=== Exercise inputs ===

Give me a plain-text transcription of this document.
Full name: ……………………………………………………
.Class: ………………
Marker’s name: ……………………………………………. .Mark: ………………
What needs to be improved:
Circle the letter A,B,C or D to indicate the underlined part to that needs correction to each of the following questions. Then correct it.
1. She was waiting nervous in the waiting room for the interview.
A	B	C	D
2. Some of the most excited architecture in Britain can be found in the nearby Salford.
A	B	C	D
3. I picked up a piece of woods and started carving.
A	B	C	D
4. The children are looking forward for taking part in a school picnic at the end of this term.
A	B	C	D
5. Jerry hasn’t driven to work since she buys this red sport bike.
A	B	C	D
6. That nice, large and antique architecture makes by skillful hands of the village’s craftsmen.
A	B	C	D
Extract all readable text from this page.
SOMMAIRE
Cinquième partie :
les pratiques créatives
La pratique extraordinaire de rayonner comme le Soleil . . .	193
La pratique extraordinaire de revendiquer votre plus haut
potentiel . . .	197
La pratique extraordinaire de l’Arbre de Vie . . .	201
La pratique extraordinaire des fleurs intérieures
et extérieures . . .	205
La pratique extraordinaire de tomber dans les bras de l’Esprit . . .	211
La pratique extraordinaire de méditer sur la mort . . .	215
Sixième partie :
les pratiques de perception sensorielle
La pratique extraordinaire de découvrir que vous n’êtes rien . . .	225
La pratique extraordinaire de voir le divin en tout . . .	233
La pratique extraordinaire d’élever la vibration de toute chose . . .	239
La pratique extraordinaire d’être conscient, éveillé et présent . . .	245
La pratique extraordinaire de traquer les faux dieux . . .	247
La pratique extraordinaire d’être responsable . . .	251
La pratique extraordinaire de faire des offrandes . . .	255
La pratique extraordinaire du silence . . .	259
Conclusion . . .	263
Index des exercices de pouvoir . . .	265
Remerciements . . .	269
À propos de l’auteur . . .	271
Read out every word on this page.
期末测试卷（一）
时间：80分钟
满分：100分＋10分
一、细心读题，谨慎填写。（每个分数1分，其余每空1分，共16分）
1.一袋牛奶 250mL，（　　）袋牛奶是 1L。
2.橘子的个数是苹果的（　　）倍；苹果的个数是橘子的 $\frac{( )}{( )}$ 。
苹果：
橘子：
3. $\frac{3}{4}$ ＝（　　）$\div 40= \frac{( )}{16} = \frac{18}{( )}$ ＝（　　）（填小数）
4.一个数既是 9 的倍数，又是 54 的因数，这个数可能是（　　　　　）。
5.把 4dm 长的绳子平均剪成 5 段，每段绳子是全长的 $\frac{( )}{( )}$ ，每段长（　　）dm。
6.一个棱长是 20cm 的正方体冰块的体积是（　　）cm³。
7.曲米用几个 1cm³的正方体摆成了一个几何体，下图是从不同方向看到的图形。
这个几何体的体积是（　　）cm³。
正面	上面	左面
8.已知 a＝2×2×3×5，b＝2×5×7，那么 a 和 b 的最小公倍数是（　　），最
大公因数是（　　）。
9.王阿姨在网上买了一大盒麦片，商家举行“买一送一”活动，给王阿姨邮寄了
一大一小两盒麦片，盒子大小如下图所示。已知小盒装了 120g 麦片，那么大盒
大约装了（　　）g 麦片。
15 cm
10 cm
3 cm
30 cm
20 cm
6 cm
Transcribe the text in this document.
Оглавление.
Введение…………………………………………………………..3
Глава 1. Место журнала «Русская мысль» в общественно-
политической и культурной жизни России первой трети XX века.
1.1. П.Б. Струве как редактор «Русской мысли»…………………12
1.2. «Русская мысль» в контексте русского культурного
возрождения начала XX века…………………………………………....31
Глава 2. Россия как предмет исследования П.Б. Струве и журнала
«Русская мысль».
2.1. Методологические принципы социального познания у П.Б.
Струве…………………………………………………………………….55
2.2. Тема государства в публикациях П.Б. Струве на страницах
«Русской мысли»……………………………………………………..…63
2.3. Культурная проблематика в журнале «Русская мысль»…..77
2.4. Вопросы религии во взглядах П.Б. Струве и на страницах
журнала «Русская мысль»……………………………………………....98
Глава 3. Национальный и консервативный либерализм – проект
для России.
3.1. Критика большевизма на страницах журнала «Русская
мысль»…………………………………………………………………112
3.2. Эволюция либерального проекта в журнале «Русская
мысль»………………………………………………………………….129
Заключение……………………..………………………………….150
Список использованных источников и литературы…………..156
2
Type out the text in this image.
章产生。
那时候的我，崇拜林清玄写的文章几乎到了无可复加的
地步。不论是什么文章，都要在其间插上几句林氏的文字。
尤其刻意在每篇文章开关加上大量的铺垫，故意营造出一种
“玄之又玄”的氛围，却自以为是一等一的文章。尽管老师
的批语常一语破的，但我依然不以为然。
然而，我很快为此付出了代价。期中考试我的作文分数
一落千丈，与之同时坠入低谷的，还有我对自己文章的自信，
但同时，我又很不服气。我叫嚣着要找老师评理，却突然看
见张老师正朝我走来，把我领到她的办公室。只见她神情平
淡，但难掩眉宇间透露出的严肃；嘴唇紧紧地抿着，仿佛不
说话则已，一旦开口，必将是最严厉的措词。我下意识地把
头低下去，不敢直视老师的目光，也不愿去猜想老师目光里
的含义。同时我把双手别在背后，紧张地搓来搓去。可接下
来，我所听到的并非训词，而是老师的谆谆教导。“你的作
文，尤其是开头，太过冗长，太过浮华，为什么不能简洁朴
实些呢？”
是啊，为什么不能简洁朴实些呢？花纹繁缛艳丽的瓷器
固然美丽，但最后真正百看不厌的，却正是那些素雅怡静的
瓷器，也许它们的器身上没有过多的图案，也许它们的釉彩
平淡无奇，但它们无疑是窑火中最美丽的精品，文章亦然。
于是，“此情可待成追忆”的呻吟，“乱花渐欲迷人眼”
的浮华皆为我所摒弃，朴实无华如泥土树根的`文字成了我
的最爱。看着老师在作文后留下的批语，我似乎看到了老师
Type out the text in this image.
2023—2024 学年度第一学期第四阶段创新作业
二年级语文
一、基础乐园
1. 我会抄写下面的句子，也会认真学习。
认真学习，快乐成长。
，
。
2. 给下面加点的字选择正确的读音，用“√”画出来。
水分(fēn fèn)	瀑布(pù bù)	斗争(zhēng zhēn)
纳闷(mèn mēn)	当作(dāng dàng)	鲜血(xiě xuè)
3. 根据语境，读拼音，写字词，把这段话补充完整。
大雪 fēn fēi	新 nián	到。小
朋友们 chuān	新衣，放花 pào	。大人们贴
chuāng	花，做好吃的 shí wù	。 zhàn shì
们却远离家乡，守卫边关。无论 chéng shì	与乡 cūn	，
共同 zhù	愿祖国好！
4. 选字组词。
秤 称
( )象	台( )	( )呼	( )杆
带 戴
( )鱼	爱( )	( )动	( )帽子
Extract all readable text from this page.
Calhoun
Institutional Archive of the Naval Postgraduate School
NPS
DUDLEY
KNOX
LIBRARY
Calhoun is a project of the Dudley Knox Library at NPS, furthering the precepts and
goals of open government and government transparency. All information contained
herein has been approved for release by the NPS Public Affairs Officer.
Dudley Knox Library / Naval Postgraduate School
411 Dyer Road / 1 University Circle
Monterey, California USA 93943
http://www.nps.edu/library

===

◆ **Short task**: Copy all of the data. Keep every word exactly as it is.

◆ **Exercise result**:
Give me a plain-text transcription of this document.
Full name: ……………………………………………………
.Class: ………………
Marker’s name: ……………………………………………. .Mark: ………………
What needs to be improved:
Circle the letter A,B,C or D to indicate the underlined part to that needs correction to each of the following questions. Then correct it.
1. She was waiting nervous in the waiting room for the interview.
A	B	C	D
2. Some of the most excited architecture in Britain can be found in the nearby Salford.
A	B	C	D
3. I picked up a piece of woods and started carving.
A	B	C	D
4. The children are looking forward for taking part in a school picnic at the end of this term.
A	B	C	D
5. Jerry hasn’t driven to work since she buys this red sport bike.
A	B	C	D
6. That nice, large and antique architecture makes by skillful hands of the village’s craftsmen.
A	B	C	D
Extract all readable text from this page.
SOMMAIRE
Cinquième partie :
les pratiques créatives
La pratique extraordinaire de rayonner comme le Soleil . . .	193
La pratique extraordinaire de revendiquer votre plus haut
potentiel . . .	197
La pratique extraordinaire de l’Arbre de Vie . . .	201
La pratique extraordinaire des fleurs intérieures
et extérieures . . .	205
La pratique extraordinaire de tomber dans les bras de l’Esprit . . .	211
La pratique extraordinaire de méditer sur la mort . . .	215
Sixième partie :
les pratiques de perception sensorielle
La pratique extraordinaire de découvrir que vous n’êtes rien . . .	225
La pratique extraordinaire de voir le divin en tout . . .	233
La pratique extraordinaire d’élever la vibration de toute chose . . .	239
La pratique extraordinaire d’être conscient, éveillé et présent . . .	245
La pratique extraordinaire de traquer les faux dieux . . .	247
La pratique extraordinaire d’être responsable . . .	251
La pratique extraordinaire de faire des offrandes . . .	255
La pratique extraordinaire du silence . . .	259
Conclusion . . .	263
Index des exercices de pouvoir . . .	265
Remerciements . . .	269
À propos de l’auteur . . .	271
Read out every word on this page.
期末测试卷（一）
时间：80分钟
满分：100分＋10分
一、细心读题，谨慎填写。（每个分数1分，其余每空1分，共16分）
1.一袋牛奶 250mL，（　　）袋牛奶是 1L。
2.橘子的个数是苹果的（　　）倍；苹果的个数是橘子的 $\frac{( )}{( )}$ 。
苹果：
橘子：
3. $\frac{3}{4}$ ＝（　　）$\div 40= \frac{( )}{16} = \frac{18}{( )}$ ＝（　　）（填小数）
4.一个数既是 9 的倍数，又是 54 的因数，这个数可能是（　　　　　）。
5.把 4dm 长的绳子平均剪成 5 段，每段绳子是全长的 $\frac{( )}{( )}$ ，每段长（　　）dm。
6.一个棱长是 20cm 的正方体冰块的体积是（　　）cm³。
7.曲米用几个 1cm³的正方体摆成了一个几何体，下图是从不同方向看到的图形。
这个几何体的体积是（　　）cm³。
正面	上面	左面
8.已知 a＝2×2×3×5，b＝2×5×7，那么 a 和 b 的最小公倍数是（　　），最
大公因数是（　　）。
9.王阿姨在网上买了一大盒麦片，商家举行“买一送一”活动，给王阿姨邮寄了
一大一小两盒麦片，盒子大小如下图所示。已知小盒装了 120g 麦片，那么大盒
大约装了（　　）g 麦片。
15 cm
10 cm
3 cm
30 cm
20 cm
6 cm
Transcribe the text in this document.
Оглавление.
Введение…………………………………………………………..3
Глава 1. Место журнала «Русская мысль» в общественно-
политической и культурной жизни России первой трети XX века.
1.1. П.Б. Струве как редактор «Русской мысли»…………………12
1.2. «Русская мысль» в контексте русского культурного
возрождения начала XX века…………………………………………....31
Глава 2. Россия как предмет исследования П.Б. Струве и журнала
«Русская мысль».
2.1. Методологические принципы социального познания у П.Б.
Струве…………………………………………………………………….55
2.2. Тема государства в публикациях П.Б. Струве на страницах
«Русской мысли»……………………………………………………..…63
2.3. Культурная проблематика в журнале «Русская мысль»…..77
2.4. Вопросы религии во взглядах П.Б. Струве и на страницах
журнала «Русская мысль»……………………………………………....98
Глава 3. Национальный и консервативный либерализм – проект
для России.
3.1. Критика большевизма на страницах журнала «Русская
мысль»…………………………………………………………………112
3.2. Эволюция либерального проекта в журнале «Русская
мысль»………………………………………………………………….129
Заключение……………………..………………………………….150
Список использованных источников и литературы…………..156
2
Type out the text in this image.
章产生。
那时候的我，崇拜林清玄写的文章几乎到了无可复加的
地步。不论是什么文章，都要在其间插上几句林氏的文字。
尤其刻意在每篇文章开关加上大量的铺垫，故意营造出一种
“玄之又玄”的氛围，却自以为是一等一的文章。尽管老师
的批语常一语破的，但我依然不以为然。
然而，我很快为此付出了代价。期中考试我的作文分数
一落千丈，与之同时坠入低谷的，还有我对自己文章的自信，
但同时，我又很不服气。我叫嚣着要找老师评理，却突然看
见张老师正朝我走来，把我领到她的办公室。只见她神情平
淡，但难掩眉宇间透露出的严肃；嘴唇紧紧地抿着，仿佛不
说话则已，一旦开口，必将是最严厉的措词。我下意识地把
头低下去，不敢直视老师的目光，也不愿去猜想老师目光里
的含义。同时我把双手别在背后，紧张地搓来搓去。可接下
来，我所听到的并非训词，而是老师的谆谆教导。“你的作
文，尤其是开头，太过冗长，太过浮华，为什么不能简洁朴
实些呢？”
是啊，为什么不能简洁朴实些呢？花纹繁缛艳丽的瓷器
固然美丽，但最后真正百看不厌的，却正是那些素雅怡静的
瓷器，也许它们的器身上没有过多的图案，也许它们的釉彩
平淡无奇，但它们无疑是窑火中最美丽的精品，文章亦然。
于是，“此情可待成追忆”的呻吟，“乱花渐欲迷人眼”
的浮华皆为我所摒弃，朴实无华如泥土树根的`文字成了我
的最爱。看着老师在作文后留下的批语，我似乎看到了老师
Type out the text in this image.
2023—2024 学年度第一学期第四阶段创新作业
二年级语文
一、基础乐园
1. 我会抄写下面的句子，也会认真学习。
认真学习，快乐成长。
，
。
2. 给下面加点的字选择正确的读音，用“√”画出来。
水分(fēn fèn)	瀑布(pù bù)	斗争(zhēng zhēn)
纳闷(mèn mēn)	当作(dāng dàng)	鲜血(xiě xuè)
3. 根据语境，读拼音，写字词，把这段话补充完整。
大雪 fēn fēi	新 nián	到。小
朋友们 chuān	新衣，放花 pào	。大人们贴
chuāng	花，做好吃的 shí wù	。 zhàn shì
们却远离家乡，守卫边关。无论 chéng shì	与乡 cūn	，
共同 zhù	愿祖国好！
4. 选字组词。
秤 称
( )象	台( )	( )呼	( )杆
带 戴
( )鱼	爱( )	( )动	( )帽子
Extract all readable text from this page.
Calhoun
Institutional Archive of the Naval Postgraduate School
NPS
DUDLEY
KNOX
LIBRARY
Calhoun is a project of the Dudley Knox Library at NPS, furthering the precepts and
goals of open government and government transparency. All information contained
herein has been approved for release by the NPS Public Affairs Officer.
Dudley Knox Library / Naval Postgraduate School
411 Dyer Road / 1 University Circle
Monterey, California USA 93943
http://www.nps.edu/library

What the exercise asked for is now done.